#### CONJUNTO DE TAREFAS:
1 > Liste os nomes de pessoas escritos em letras maiúsculas no trecho sobre a droga encontrada na casa.
2 > Reproduza do trecho sobre a droga encontrada na casa a parte que vai de "Sabe-se, pelas declarações" até "plano sua responsabilidade?", incluindo esta última.

#### DOCUMENTO DE ORIGEM:

A única resposta plausível foi apresentada pelas testemunhas arroladas pela Defesa: se havia
drogas na casa, o acesso a elas somente foi possível porque o acusado foi constrangido!

Sabe-se, pelas declarações dos policiais (fls. 80/1) que estes não encontraram a droga sem a
colaboração do réu. A interrogação irrespondível consiste em determinar a motivação da
"confissão". É possível configurar outra hipótese: havia drogas na casa e o réu sabia disso. Ele,
BRUNO, não morava na casa. Não há controvérsia a respeito, haja vista as uníssonas declarações
das testemunhas arroladas por ambas as partes. Tratava-se da casa da namorada (ANA CLÁUDIA),
que diferentemente da prima (MADALENA - fl. 75), não trabalha e não estuda. ANA CLÁUDIA não
trabalha, não estuda, mora em anexo à casa da avó. Por quê as drogas não seriam dela? Por quê,
afinal, excluir de plano sua responsabilidade?

[Dados armazenados]
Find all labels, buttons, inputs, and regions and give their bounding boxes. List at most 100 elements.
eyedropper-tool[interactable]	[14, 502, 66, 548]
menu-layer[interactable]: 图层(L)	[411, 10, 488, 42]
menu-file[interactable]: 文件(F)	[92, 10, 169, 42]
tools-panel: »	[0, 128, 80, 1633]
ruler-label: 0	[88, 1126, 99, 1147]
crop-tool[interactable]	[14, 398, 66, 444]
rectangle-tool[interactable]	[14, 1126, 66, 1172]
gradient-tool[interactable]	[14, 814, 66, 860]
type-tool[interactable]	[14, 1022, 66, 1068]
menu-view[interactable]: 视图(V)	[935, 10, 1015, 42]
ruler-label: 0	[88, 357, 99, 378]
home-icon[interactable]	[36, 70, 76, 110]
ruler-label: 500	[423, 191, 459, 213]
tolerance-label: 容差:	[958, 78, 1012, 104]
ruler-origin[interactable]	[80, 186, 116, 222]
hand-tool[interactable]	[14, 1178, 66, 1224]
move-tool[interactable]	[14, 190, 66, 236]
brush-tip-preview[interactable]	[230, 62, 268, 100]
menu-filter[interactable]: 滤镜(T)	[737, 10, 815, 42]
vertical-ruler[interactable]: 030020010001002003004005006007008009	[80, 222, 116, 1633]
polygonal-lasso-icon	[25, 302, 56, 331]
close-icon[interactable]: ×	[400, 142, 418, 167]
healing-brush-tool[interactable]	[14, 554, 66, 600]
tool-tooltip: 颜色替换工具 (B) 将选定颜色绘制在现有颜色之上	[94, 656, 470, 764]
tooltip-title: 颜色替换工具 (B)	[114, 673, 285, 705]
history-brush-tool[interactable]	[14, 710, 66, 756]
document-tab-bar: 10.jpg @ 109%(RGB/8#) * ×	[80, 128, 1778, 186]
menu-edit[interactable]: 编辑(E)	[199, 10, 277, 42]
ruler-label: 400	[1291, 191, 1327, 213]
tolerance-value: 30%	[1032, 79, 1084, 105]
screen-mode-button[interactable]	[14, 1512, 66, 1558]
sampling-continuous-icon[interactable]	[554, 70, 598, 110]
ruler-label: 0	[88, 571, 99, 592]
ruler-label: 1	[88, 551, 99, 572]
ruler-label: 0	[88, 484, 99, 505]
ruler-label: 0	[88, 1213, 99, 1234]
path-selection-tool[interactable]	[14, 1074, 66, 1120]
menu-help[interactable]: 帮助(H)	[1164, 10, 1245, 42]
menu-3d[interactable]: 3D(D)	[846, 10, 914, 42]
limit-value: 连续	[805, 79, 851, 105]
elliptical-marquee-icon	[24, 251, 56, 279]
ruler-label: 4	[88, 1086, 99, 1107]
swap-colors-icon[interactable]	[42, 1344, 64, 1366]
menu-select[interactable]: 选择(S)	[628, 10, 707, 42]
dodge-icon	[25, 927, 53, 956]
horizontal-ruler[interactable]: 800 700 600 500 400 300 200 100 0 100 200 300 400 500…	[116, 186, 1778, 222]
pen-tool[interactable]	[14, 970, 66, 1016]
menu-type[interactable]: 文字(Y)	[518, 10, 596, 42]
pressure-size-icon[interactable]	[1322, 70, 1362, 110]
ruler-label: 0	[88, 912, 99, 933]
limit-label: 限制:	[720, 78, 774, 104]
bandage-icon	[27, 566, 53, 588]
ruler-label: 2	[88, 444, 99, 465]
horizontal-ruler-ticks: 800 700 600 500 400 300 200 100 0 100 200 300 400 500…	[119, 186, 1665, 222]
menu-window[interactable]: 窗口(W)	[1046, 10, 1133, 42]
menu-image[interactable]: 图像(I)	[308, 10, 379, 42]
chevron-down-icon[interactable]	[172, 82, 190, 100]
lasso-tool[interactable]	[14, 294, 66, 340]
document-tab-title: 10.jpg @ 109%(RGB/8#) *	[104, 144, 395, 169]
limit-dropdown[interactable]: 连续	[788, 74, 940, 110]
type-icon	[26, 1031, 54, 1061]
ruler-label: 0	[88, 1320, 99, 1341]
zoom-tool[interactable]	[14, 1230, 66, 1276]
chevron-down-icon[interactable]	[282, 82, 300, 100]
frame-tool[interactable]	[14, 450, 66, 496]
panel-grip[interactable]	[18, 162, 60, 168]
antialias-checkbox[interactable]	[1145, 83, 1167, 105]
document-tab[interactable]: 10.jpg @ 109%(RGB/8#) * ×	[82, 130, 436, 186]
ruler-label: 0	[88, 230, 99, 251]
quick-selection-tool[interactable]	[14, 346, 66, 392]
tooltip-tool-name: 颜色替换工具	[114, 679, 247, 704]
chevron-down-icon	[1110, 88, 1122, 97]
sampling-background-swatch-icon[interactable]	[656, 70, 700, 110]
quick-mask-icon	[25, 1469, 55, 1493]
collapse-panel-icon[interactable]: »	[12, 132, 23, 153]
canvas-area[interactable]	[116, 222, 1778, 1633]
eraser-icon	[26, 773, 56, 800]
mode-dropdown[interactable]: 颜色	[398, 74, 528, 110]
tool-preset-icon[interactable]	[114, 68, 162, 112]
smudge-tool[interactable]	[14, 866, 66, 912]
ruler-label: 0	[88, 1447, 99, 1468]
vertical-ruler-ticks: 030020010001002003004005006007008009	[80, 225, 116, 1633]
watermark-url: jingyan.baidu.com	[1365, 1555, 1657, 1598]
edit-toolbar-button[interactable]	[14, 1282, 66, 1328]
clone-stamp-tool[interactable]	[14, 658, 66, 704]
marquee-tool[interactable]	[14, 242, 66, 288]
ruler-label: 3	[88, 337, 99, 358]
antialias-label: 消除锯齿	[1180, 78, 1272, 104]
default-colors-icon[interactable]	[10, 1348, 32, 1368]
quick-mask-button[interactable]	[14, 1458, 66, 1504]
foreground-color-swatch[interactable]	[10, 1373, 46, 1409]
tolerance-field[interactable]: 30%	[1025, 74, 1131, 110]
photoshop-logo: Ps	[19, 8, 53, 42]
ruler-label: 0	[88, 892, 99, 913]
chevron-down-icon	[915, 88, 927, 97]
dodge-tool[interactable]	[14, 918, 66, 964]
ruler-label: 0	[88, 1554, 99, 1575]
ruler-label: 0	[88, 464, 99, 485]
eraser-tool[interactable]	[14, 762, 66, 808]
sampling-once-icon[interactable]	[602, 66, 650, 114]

#### SOLUÇÕES:
1 > BRUNO, ANA CLÁUDIA, MADALENA

2 >
Sabe-se, pelas declarações dos policiais (fls. 80/1) que estes não encontraram a droga sem a
colaboração do réu. A interrogação irrespondível consiste em determinar a motivação da
"confissão". É possível configurar outra hipótese: havia drogas na casa e o réu sabia disso. Ele,
BRUNO, não morava na casa. Não há controvérsia a respeito, haja vista as uníssonas declarações
das testemunhas arroladas por ambas as partes. Tratava-se da casa da namorada (ANA CLÁUDIA),
que diferentemente da prima (MADALENA - fl. 75), não trabalha e não estuda. ANA CLÁUDIA não
trabalha, não estuda, mora em anexo à casa da avó. Por quê as drogas não seriam dela? Por quê,
afinal, excluir de plano sua responsabilidade?